### INPUT:
··········
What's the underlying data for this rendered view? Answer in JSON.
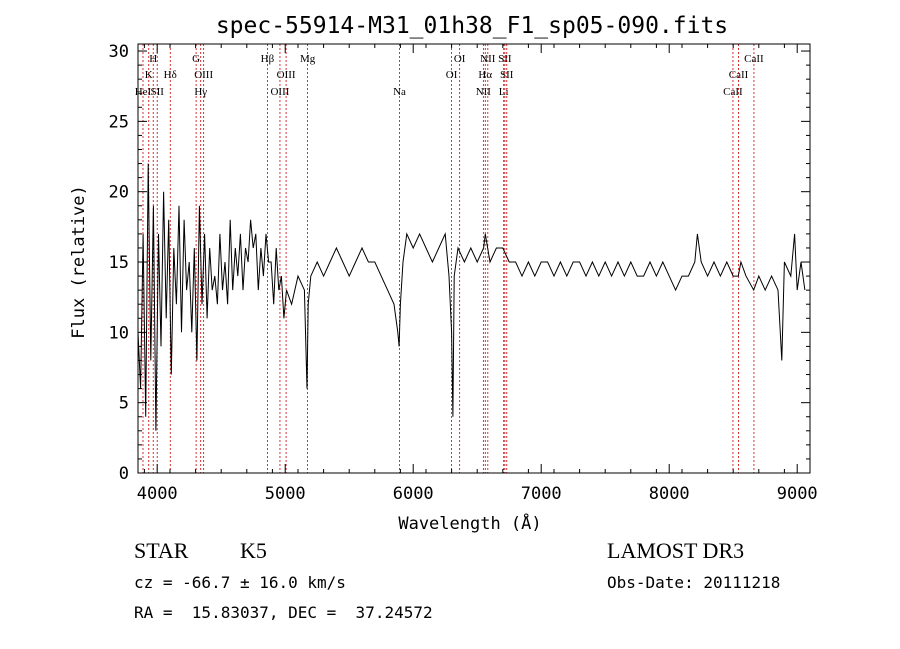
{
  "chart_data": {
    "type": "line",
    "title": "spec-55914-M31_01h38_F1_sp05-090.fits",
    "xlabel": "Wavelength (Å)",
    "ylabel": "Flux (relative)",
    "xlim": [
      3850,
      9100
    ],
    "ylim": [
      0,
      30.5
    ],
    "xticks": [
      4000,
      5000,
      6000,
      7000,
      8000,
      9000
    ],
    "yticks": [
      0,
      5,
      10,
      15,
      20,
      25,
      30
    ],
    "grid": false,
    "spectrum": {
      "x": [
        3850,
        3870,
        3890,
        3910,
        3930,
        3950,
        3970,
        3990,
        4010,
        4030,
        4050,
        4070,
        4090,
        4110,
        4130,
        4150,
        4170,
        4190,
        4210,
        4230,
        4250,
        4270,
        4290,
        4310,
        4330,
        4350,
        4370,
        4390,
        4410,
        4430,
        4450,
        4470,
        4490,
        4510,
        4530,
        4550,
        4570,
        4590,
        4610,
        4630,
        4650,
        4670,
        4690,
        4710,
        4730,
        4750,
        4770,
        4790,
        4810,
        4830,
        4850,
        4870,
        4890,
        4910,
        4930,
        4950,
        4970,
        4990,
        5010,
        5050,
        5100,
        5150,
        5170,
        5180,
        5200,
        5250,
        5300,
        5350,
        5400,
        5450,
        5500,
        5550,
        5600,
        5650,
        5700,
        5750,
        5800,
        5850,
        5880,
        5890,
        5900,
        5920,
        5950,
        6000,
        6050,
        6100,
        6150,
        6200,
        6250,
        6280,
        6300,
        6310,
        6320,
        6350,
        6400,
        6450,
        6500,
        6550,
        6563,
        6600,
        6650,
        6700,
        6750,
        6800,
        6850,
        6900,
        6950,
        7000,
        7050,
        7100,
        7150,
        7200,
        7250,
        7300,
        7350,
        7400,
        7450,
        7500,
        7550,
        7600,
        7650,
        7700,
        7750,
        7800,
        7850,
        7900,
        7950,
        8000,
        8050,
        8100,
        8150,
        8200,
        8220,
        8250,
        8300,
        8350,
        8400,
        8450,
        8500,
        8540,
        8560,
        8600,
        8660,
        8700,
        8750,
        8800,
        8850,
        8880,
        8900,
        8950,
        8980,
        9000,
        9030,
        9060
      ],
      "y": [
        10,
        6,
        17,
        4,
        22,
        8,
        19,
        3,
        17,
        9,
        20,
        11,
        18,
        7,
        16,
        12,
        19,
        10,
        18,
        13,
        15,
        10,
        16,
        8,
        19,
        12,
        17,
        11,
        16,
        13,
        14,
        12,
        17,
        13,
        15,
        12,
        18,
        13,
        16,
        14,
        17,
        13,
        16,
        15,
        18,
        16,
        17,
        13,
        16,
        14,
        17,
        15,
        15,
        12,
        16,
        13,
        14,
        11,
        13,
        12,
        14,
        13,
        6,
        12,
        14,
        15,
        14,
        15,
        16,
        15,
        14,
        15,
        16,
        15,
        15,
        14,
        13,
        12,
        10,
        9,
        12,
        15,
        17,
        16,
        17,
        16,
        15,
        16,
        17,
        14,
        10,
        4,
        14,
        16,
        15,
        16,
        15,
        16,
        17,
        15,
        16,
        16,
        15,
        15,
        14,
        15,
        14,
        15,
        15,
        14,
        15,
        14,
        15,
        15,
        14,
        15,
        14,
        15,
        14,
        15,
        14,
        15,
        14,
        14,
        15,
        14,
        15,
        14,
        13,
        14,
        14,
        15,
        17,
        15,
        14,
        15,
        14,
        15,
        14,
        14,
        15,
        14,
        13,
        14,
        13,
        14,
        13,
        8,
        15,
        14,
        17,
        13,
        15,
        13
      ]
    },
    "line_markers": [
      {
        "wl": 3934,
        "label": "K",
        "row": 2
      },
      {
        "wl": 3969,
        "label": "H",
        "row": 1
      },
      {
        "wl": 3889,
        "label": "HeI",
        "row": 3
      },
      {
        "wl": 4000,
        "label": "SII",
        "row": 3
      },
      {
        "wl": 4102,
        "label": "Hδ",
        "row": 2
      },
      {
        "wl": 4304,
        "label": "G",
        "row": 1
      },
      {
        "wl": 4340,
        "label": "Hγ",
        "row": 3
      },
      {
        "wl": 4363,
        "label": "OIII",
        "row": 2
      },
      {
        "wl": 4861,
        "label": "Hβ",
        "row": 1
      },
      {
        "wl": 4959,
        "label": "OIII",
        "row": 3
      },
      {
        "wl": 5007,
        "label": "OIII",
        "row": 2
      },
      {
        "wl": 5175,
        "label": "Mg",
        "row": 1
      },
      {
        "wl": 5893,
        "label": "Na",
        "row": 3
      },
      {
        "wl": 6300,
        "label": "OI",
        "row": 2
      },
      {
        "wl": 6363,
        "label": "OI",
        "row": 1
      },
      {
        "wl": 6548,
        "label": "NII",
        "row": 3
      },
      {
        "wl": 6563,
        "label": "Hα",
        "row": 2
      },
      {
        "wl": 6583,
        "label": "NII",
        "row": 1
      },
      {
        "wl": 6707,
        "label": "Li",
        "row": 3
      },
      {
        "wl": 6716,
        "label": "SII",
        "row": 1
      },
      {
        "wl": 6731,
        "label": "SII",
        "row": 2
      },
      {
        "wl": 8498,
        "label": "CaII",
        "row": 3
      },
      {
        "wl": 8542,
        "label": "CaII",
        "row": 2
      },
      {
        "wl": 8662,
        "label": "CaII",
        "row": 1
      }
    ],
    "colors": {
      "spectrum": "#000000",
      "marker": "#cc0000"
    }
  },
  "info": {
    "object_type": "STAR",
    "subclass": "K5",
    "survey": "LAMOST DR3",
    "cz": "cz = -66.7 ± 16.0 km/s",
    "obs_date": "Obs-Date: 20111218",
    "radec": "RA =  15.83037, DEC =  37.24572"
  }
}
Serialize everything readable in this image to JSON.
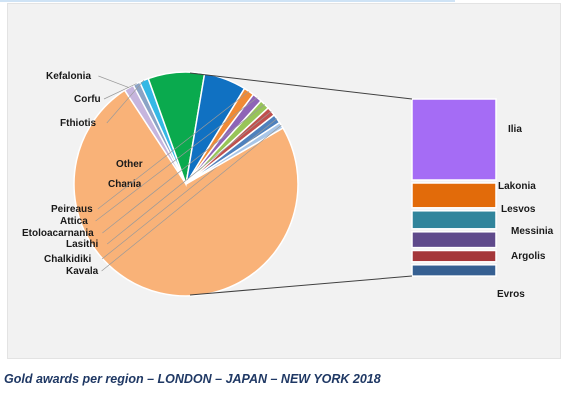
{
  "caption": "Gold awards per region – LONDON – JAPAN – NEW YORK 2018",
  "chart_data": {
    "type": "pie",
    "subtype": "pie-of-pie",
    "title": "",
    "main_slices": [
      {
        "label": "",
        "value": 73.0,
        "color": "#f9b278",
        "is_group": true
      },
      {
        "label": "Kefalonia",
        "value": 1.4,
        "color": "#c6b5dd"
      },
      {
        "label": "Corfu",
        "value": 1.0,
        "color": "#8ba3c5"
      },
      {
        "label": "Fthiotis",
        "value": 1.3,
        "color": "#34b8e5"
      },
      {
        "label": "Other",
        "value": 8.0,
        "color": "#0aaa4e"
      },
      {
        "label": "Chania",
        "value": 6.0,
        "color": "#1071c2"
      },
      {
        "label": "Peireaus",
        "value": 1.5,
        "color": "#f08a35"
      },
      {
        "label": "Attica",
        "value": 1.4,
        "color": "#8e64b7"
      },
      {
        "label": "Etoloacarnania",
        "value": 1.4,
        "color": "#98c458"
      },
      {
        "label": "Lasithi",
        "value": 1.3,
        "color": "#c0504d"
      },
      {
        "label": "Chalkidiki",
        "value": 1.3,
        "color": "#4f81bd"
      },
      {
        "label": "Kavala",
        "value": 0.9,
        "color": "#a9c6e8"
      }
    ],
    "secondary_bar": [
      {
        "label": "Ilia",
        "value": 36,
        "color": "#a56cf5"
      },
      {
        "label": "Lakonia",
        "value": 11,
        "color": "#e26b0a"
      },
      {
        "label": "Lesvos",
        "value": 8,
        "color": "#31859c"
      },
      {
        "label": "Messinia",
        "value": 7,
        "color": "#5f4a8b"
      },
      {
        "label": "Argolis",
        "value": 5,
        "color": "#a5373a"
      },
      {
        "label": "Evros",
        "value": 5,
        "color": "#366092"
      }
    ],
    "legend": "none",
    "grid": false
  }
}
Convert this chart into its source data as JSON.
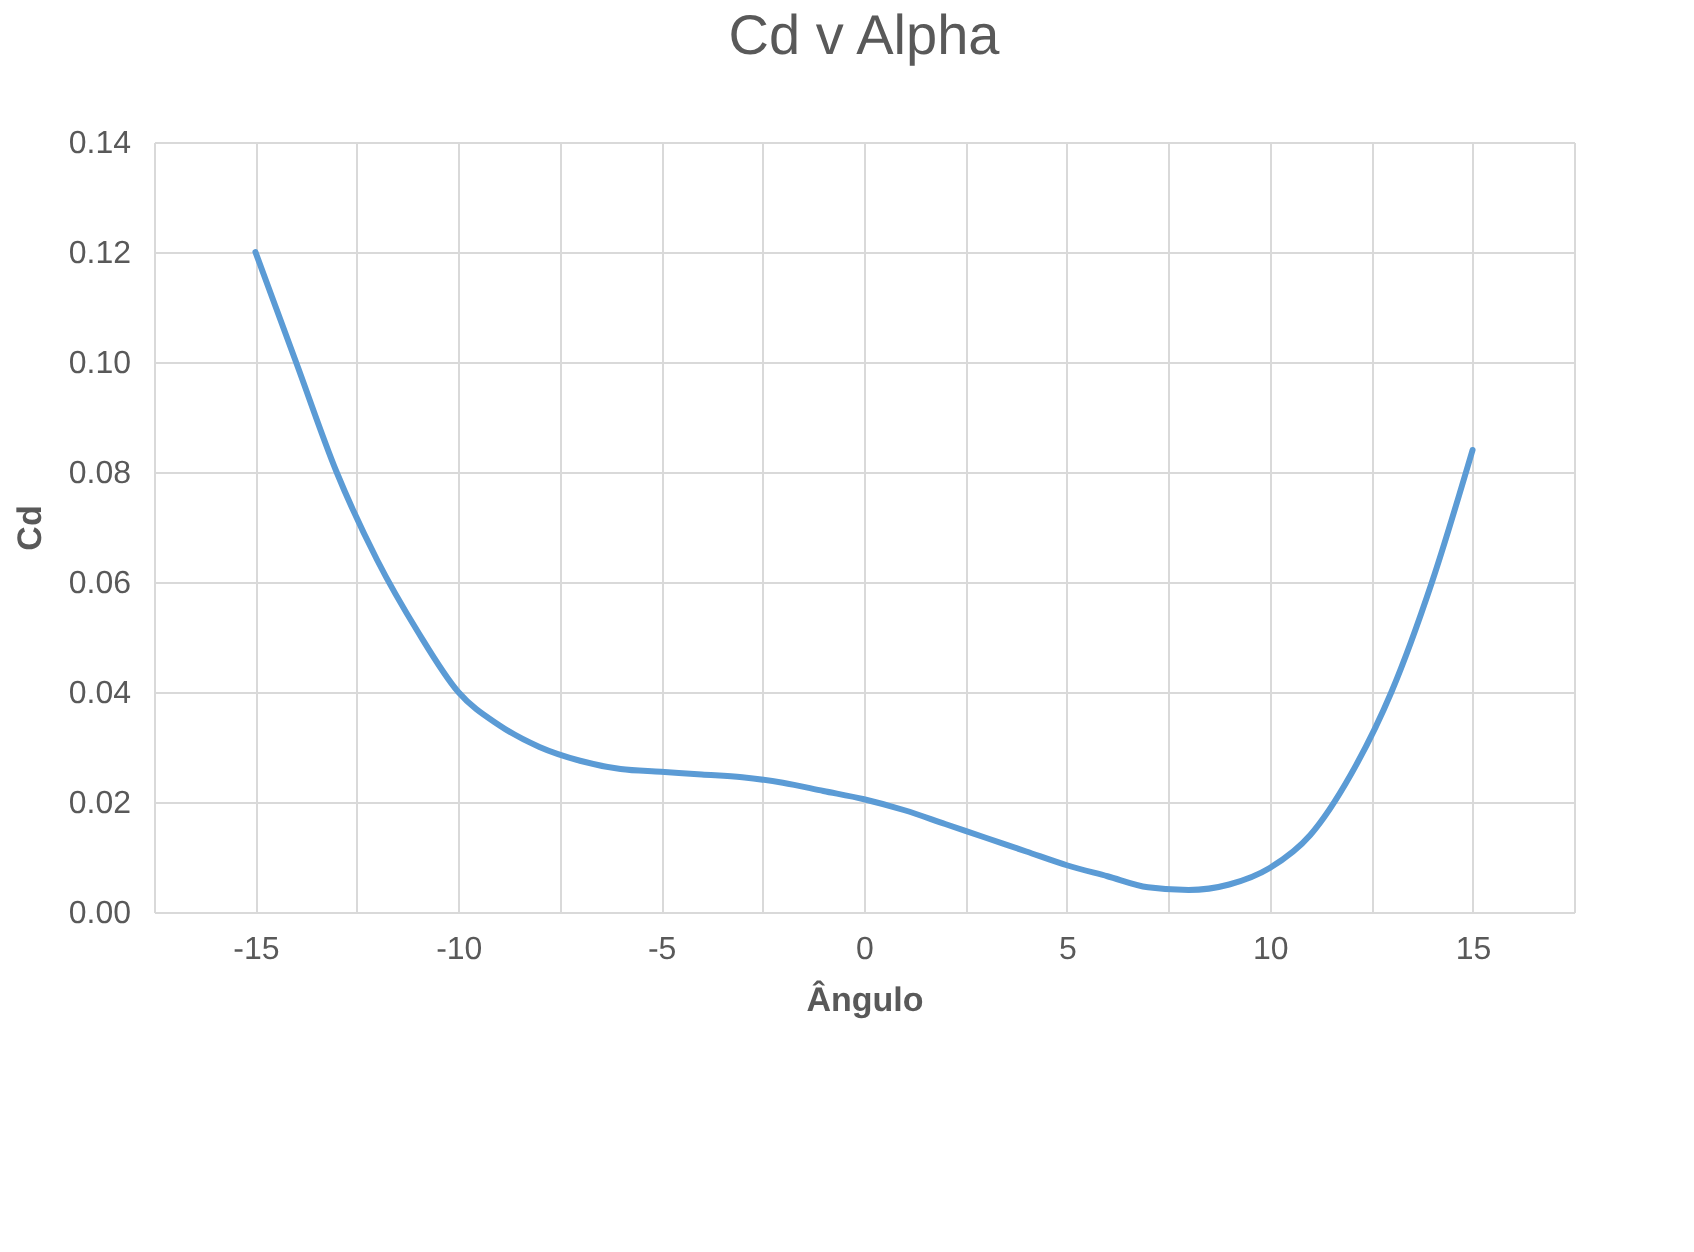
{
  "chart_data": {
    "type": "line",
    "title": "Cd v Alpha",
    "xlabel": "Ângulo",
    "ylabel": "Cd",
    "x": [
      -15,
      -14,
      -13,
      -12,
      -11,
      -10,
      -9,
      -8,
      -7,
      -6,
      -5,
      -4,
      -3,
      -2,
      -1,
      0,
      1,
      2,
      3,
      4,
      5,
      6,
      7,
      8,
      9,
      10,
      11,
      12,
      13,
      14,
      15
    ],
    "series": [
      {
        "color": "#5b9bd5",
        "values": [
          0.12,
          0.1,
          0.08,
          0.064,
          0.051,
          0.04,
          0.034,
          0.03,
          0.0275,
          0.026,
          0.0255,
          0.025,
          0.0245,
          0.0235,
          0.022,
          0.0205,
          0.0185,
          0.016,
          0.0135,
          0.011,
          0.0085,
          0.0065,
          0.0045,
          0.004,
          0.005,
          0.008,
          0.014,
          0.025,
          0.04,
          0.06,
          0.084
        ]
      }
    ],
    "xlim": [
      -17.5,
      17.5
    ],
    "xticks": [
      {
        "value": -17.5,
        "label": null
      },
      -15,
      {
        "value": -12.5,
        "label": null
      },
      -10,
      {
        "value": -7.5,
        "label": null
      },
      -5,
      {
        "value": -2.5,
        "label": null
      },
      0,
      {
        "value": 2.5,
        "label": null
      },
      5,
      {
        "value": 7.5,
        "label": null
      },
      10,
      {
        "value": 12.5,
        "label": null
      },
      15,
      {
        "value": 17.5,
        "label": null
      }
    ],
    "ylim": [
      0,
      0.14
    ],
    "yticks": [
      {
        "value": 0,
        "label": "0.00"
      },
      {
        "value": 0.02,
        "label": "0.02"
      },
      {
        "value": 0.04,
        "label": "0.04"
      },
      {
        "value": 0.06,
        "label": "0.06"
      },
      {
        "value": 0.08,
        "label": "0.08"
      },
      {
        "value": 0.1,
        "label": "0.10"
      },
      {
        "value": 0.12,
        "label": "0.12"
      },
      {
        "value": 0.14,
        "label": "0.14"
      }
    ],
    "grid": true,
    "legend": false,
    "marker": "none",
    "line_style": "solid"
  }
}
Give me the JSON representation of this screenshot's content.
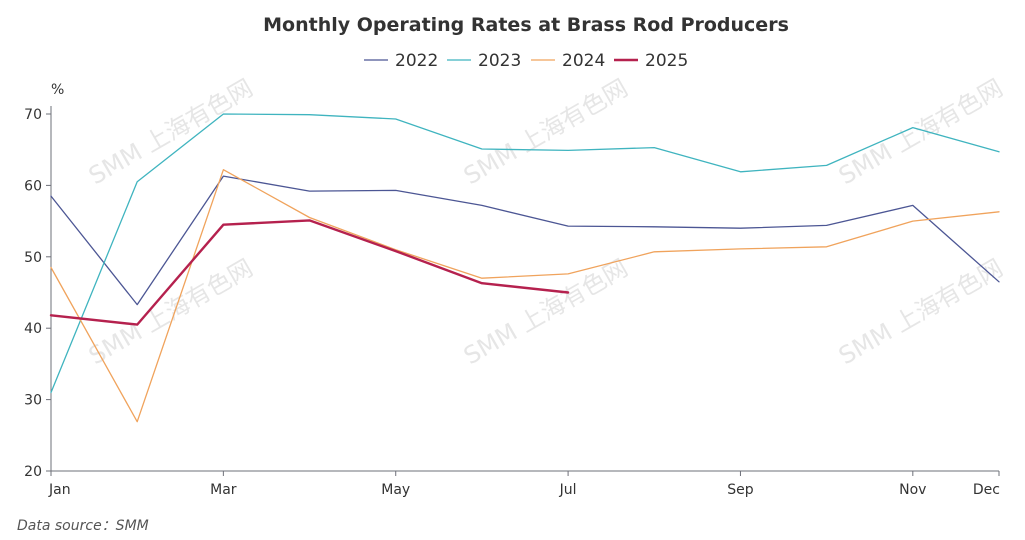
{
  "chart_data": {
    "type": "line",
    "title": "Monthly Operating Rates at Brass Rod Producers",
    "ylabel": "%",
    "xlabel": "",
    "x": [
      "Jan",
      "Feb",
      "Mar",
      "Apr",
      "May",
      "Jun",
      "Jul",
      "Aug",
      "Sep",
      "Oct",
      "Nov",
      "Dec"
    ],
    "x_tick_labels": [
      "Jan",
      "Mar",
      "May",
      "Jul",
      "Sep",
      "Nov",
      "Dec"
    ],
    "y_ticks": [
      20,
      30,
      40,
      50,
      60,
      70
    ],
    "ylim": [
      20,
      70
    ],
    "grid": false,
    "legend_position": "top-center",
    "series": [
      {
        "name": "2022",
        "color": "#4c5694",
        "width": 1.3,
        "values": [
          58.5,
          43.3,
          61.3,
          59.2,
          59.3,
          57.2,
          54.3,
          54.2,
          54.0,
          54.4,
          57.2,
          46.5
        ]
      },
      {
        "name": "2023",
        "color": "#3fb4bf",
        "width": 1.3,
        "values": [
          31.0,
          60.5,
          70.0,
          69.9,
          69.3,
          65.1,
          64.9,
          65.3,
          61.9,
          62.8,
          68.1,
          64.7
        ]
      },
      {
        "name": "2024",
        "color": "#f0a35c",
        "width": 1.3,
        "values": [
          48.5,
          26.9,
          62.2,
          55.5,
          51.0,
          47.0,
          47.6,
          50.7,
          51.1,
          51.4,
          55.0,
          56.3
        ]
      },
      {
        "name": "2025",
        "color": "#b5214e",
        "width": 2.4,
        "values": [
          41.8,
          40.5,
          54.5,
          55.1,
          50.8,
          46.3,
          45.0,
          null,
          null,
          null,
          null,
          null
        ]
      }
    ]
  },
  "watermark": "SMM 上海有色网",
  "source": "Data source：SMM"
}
··········
### YOUR OBJECTIVE:
State how many lines of the listing hold the string "title"; reply with the number and nothing else.

### CORRECT OUTPUT:
4